▶ Given request:
Of all the lines in the material, how many contain the word "para"? State the number alone.

▶ Information provided:
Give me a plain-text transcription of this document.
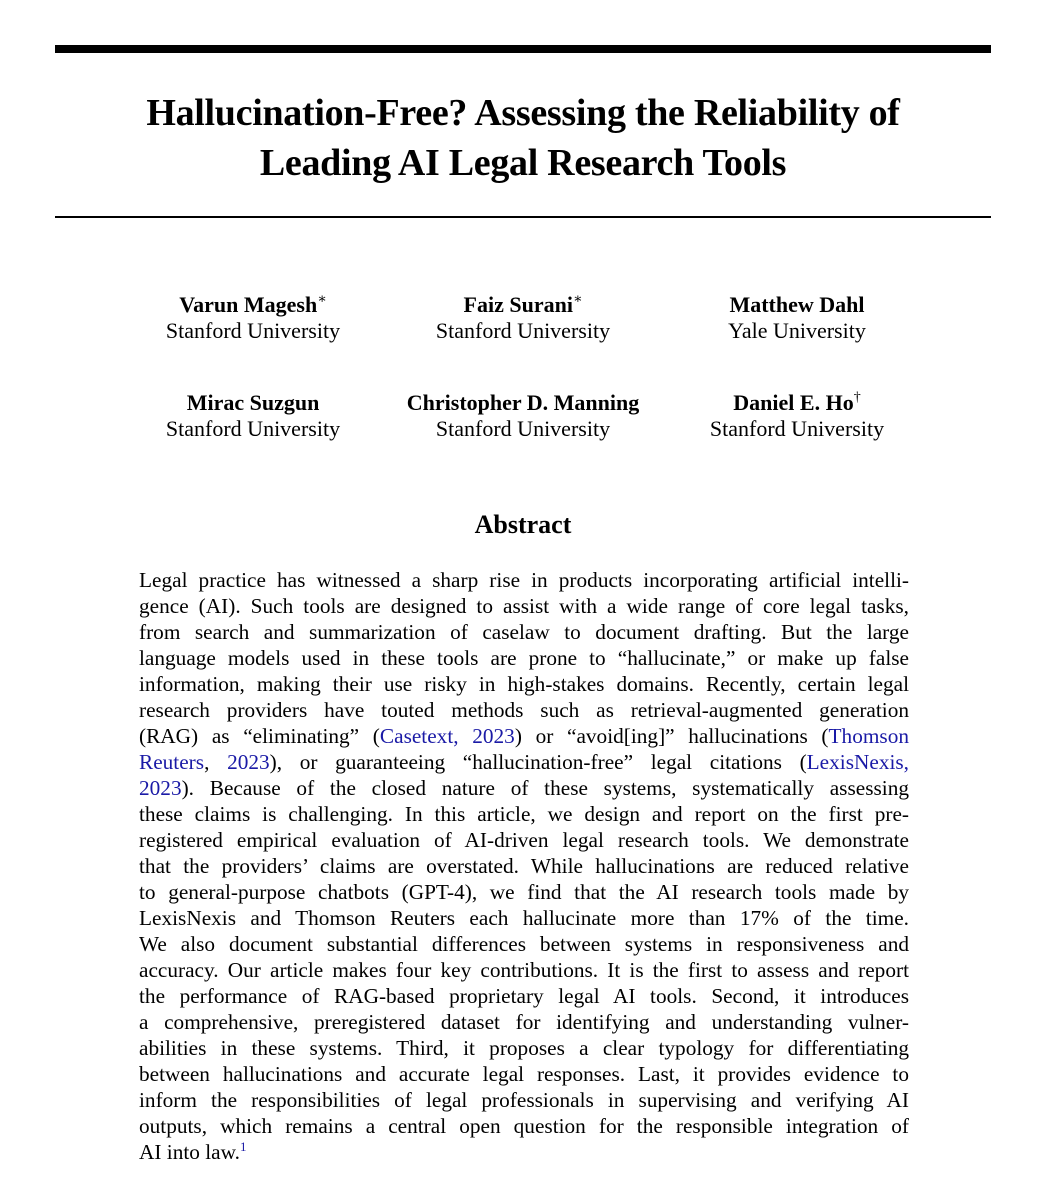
Hallucination-Free? Assessing the Reliability of
Leading AI Legal Research Tools
Varun Magesh∗
Stanford University
Faiz Surani∗
Stanford University
Matthew Dahl
Yale University
Mirac Suzgun
Stanford University
Christopher D. Manning
Stanford University
Daniel E. Ho†
Stanford University
Abstract
Legal practice has witnessed a sharp rise in products incorporating artificial intelli-
gence (AI). Such tools are designed to assist with a wide range of core legal tasks,
from search and summarization of caselaw to document drafting. But the large
language models used in these tools are prone to “hallucinate,” or make up false
information, making their use risky in high-stakes domains. Recently, certain legal
research providers have touted methods such as retrieval-augmented generation
(RAG) as “eliminating” (Casetext, 2023) or “avoid[ing]” hallucinations (Thomson
Reuters, 2023), or guaranteeing “hallucination-free” legal citations (LexisNexis,
2023). Because of the closed nature of these systems, systematically assessing
these claims is challenging. In this article, we design and report on the first pre-
registered empirical evaluation of AI-driven legal research tools. We demonstrate
that the providers’ claims are overstated. While hallucinations are reduced relative
to general-purpose chatbots (GPT-4), we find that the AI research tools made by
LexisNexis and Thomson Reuters each hallucinate more than 17% of the time.
We also document substantial differences between systems in responsiveness and
accuracy. Our article makes four key contributions. It is the first to assess and report
the performance of RAG-based proprietary legal AI tools. Second, it introduces
a comprehensive, preregistered dataset for identifying and understanding vulner-
abilities in these systems. Third, it proposes a clear typology for differentiating
between hallucinations and accurate legal responses. Last, it provides evidence to
inform the responsibilities of legal professionals in supervising and verifying AI
outputs, which remains a central open question for the responsible integration of
AI into law.$^1$
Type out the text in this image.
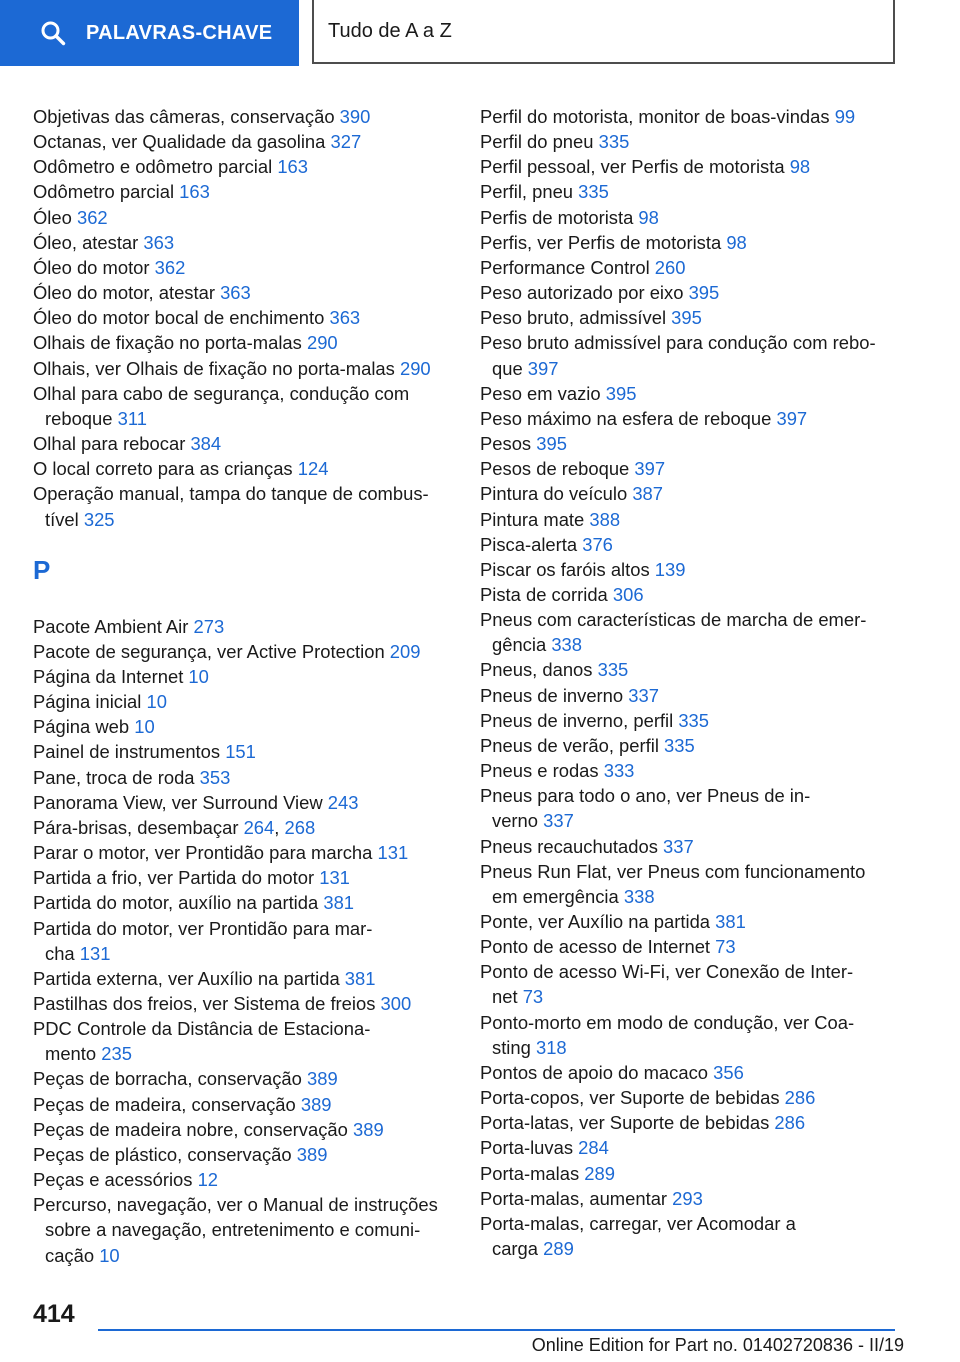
PALAVRAS-CHAVE	Tudo de A a Z
Objetivas das câmeras, conservação 390
Octanas, ver Qualidade da gasolina 327
Odômetro e odômetro parcial 163
Odômetro parcial 163
Óleo 362
Óleo, atestar 363
Óleo do motor 362
Óleo do motor, atestar 363
Óleo do motor bocal de enchimento 363
Olhais de fixação no porta-malas 290
Olhais, ver Olhais de fixação no porta-malas 290
Olhal para cabo de segurança, condução com
reboque 311
Olhal para rebocar 384
O local correto para as crianças 124
Operação manual, tampa do tanque de combus-
tível 325
P
Pacote Ambient Air 273
Pacote de segurança, ver Active Protection 209
Página da Internet 10
Página inicial 10
Página web 10
Painel de instrumentos 151
Pane, troca de roda 353
Panorama View, ver Surround View 243
Pára-brisas, desembaçar 264, 268
Parar o motor, ver Prontidão para marcha 131
Partida a frio, ver Partida do motor 131
Partida do motor, auxílio na partida 381
Partida do motor, ver Prontidão para mar-
cha 131
Partida externa, ver Auxílio na partida 381
Pastilhas dos freios, ver Sistema de freios 300
PDC Controle da Distância de Estaciona-
mento 235
Peças de borracha, conservação 389
Peças de madeira, conservação 389
Peças de madeira nobre, conservação 389
Peças de plástico, conservação 389
Peças e acessórios 12
Percurso, navegação, ver o Manual de instruções
sobre a navegação, entretenimento e comuni-
cação 10
Perfil do motorista, monitor de boas-vindas 99
Perfil do pneu 335
Perfil pessoal, ver Perfis de motorista 98
Perfil, pneu 335
Perfis de motorista 98
Perfis, ver Perfis de motorista 98
Performance Control 260
Peso autorizado por eixo 395
Peso bruto, admissível 395
Peso bruto admissível para condução com rebo-
que 397
Peso em vazio 395
Peso máximo na esfera de reboque 397
Pesos 395
Pesos de reboque 397
Pintura do veículo 387
Pintura mate 388
Pisca-alerta 376
Piscar os faróis altos 139
Pista de corrida 306
Pneus com características de marcha de emer-
gência 338
Pneus, danos 335
Pneus de inverno 337
Pneus de inverno, perfil 335
Pneus de verão, perfil 335
Pneus e rodas 333
Pneus para todo o ano, ver Pneus de in-
verno 337
Pneus recauchutados 337
Pneus Run Flat, ver Pneus com funcionamento
em emergência 338
Ponte, ver Auxílio na partida 381
Ponto de acesso de Internet 73
Ponto de acesso Wi-Fi, ver Conexão de Inter-
net 73
Ponto-morto em modo de condução, ver Coa-
sting 318
Pontos de apoio do macaco 356
Porta-copos, ver Suporte de bebidas 286
Porta-latas, ver Suporte de bebidas 286
Porta-luvas 284
Porta-malas 289
Porta-malas, aumentar 293
Porta-malas, carregar, ver Acomodar a
carga 289
414
Online Edition for Part no. 01402720836 - II/19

▶ Output for this task:
7